Direction.
Separate out the lines that hold "JSON".

Figure dataset records:
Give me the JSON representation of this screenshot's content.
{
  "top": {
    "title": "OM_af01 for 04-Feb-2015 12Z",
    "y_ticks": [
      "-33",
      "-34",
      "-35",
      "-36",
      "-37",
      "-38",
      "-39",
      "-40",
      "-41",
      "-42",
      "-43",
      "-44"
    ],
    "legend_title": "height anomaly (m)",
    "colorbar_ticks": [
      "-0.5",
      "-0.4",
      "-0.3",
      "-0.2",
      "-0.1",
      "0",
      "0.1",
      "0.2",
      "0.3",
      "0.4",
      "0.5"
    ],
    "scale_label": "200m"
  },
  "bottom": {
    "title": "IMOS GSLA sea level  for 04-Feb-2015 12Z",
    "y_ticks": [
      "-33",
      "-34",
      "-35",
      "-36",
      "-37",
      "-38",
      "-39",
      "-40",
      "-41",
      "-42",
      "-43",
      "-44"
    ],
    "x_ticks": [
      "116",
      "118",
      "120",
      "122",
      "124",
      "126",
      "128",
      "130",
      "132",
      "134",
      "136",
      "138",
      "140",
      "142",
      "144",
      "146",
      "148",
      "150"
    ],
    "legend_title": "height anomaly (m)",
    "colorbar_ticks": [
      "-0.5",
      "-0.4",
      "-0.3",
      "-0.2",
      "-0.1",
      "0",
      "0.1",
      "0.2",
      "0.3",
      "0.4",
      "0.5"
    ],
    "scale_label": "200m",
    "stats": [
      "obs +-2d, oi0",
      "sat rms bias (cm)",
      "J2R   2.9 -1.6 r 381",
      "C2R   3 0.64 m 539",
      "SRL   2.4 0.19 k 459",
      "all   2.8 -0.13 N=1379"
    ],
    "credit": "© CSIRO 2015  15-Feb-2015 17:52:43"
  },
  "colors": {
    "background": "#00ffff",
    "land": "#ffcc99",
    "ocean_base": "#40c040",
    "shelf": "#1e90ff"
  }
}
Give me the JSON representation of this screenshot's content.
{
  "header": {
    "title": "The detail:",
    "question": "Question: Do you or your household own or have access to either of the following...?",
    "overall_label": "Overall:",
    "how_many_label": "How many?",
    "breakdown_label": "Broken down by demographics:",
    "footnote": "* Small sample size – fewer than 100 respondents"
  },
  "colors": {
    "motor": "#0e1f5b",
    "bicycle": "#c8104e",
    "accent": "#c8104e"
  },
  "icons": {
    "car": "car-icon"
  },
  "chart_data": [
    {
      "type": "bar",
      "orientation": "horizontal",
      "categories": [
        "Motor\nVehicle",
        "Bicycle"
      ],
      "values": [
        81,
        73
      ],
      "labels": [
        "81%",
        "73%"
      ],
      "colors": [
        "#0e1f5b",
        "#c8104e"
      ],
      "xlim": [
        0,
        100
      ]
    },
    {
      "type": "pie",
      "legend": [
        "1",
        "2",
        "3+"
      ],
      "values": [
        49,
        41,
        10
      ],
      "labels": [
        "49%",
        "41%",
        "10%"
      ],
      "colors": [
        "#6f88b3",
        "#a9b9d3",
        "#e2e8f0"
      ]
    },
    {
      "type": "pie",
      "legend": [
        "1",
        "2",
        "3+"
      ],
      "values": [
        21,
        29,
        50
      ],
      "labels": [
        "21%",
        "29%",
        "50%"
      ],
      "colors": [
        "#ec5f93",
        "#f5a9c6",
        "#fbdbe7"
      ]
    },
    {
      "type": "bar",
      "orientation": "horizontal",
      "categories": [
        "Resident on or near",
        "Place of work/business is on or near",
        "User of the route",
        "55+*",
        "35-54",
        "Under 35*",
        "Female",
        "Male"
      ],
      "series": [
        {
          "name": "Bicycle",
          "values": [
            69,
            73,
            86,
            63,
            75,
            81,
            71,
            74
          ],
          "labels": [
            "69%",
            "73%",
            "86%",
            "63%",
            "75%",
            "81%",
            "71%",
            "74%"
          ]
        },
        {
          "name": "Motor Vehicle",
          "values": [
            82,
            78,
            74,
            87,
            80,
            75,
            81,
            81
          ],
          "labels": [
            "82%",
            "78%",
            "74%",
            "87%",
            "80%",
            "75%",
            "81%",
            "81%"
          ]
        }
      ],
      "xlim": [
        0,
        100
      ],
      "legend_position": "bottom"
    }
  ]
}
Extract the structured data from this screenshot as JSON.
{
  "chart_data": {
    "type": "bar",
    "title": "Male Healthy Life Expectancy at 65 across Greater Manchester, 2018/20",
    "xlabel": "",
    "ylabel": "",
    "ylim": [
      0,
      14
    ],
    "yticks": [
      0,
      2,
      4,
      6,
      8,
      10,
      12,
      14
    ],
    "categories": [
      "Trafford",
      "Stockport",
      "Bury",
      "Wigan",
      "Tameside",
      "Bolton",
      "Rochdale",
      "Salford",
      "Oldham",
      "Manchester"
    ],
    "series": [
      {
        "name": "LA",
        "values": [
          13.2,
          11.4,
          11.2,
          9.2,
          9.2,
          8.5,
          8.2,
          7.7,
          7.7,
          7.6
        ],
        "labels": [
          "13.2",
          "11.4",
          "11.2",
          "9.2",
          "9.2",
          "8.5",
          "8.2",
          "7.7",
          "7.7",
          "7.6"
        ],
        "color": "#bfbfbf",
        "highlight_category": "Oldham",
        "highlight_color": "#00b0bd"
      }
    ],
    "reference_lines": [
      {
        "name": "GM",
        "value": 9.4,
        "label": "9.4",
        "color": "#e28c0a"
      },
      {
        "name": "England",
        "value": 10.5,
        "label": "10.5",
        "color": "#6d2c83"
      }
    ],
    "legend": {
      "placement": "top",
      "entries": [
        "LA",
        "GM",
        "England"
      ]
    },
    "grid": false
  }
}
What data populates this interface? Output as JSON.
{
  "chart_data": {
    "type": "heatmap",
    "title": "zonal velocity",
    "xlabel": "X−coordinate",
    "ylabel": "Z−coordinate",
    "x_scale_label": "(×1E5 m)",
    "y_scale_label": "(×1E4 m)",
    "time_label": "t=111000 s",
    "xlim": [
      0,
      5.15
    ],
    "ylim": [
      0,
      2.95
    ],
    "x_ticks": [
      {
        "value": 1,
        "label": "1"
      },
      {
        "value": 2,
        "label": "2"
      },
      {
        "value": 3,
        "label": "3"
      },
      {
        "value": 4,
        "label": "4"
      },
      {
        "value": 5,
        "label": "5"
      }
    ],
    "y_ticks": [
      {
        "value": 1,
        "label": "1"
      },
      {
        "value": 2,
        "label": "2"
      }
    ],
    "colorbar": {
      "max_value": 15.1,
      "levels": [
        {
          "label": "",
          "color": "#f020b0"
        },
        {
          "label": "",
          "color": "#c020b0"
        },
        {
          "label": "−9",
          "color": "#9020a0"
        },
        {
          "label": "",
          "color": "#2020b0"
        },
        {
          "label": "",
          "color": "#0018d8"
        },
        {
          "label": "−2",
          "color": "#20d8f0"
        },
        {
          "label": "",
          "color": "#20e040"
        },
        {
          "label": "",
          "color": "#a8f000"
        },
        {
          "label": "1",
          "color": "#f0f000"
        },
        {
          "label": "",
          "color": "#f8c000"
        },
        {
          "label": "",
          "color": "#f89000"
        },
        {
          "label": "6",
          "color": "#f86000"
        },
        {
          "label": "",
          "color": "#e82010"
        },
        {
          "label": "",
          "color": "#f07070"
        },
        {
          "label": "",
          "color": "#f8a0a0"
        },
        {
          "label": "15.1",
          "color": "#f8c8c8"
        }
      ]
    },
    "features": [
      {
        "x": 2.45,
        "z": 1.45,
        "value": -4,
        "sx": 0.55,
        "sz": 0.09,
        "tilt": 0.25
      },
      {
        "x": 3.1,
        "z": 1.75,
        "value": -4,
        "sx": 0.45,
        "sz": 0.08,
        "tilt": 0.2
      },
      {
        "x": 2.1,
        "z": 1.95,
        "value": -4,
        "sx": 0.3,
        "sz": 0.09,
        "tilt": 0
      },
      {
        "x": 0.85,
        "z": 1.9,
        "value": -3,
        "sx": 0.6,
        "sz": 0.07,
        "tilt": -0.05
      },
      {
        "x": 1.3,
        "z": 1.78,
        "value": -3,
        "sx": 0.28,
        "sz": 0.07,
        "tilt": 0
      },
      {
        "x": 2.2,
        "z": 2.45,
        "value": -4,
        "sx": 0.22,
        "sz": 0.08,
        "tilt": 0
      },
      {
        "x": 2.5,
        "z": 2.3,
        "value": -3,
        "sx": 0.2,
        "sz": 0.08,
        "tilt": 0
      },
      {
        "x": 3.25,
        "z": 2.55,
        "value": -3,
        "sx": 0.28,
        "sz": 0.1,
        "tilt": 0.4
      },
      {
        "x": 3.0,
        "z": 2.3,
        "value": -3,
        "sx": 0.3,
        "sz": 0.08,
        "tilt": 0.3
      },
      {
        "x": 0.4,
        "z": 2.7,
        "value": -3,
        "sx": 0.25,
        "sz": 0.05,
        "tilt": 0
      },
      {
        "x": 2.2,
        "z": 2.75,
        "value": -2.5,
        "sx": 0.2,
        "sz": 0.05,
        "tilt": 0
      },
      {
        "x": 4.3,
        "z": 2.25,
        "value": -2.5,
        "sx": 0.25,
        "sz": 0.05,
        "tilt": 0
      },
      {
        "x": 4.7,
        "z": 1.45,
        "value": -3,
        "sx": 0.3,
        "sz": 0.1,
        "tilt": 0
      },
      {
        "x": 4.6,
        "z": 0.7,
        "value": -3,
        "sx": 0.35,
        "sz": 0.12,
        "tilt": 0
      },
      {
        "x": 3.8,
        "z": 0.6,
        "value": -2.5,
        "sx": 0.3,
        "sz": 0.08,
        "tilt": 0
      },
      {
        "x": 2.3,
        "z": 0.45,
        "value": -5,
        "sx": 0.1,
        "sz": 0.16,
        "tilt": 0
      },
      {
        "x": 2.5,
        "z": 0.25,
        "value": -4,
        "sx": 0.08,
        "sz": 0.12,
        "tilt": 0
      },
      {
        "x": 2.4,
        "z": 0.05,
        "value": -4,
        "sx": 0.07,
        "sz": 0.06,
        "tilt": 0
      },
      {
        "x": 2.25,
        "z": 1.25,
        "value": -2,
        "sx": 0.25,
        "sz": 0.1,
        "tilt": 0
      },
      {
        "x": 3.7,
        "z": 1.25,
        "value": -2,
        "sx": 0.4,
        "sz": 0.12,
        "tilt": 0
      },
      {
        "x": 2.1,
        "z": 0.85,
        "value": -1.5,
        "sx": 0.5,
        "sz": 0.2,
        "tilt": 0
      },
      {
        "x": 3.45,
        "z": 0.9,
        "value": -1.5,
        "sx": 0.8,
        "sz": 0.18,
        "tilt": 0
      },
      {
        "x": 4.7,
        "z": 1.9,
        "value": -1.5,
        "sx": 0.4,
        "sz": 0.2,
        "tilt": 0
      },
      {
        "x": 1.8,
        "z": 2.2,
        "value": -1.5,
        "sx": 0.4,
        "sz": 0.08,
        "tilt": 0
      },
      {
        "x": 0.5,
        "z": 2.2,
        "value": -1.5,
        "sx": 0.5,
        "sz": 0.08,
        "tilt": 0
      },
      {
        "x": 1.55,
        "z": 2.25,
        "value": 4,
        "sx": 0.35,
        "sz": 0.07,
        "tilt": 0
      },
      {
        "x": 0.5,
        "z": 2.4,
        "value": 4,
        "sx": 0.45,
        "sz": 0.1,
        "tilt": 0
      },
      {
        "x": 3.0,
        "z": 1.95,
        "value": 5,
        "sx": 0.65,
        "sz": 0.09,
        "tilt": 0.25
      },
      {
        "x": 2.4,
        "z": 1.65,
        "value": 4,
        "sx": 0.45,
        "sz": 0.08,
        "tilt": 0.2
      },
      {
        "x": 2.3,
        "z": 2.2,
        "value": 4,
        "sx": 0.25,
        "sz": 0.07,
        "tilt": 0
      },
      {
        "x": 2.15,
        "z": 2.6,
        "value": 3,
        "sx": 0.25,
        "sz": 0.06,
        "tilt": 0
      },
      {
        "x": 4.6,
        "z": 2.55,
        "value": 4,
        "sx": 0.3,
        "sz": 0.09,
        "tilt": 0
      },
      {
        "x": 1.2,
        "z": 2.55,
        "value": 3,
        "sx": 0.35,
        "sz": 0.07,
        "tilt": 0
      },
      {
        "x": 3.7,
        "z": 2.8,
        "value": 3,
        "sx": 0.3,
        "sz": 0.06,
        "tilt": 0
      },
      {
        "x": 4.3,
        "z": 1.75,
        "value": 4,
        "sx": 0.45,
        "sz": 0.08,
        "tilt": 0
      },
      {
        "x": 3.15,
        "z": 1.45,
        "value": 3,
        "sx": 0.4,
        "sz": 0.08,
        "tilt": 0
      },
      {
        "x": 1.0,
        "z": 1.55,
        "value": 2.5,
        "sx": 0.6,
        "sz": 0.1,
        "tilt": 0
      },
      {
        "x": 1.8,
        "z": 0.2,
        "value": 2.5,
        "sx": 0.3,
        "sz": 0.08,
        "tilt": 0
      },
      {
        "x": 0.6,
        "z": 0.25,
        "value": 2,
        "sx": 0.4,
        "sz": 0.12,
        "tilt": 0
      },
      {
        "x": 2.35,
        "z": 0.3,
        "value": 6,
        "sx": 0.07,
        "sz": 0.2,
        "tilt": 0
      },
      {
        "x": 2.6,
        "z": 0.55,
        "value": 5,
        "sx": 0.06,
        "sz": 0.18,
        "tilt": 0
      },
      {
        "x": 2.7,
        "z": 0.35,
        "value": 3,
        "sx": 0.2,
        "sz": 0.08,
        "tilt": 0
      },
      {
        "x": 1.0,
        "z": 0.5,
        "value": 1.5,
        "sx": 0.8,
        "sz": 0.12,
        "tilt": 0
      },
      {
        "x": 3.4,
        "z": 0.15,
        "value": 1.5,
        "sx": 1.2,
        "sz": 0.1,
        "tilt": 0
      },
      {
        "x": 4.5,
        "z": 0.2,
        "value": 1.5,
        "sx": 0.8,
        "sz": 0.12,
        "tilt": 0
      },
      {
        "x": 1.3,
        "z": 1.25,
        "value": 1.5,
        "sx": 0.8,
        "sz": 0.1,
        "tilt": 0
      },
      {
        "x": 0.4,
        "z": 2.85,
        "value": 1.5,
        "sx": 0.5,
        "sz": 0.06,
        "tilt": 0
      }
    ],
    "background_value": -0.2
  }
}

Answer to this problem.
Give me the JSON representation of this screenshot's content.
Give me the JSON representation of this screenshot's content.
Extract the structured data from this screenshot as JSON.
What data populates this interface? Output as JSON.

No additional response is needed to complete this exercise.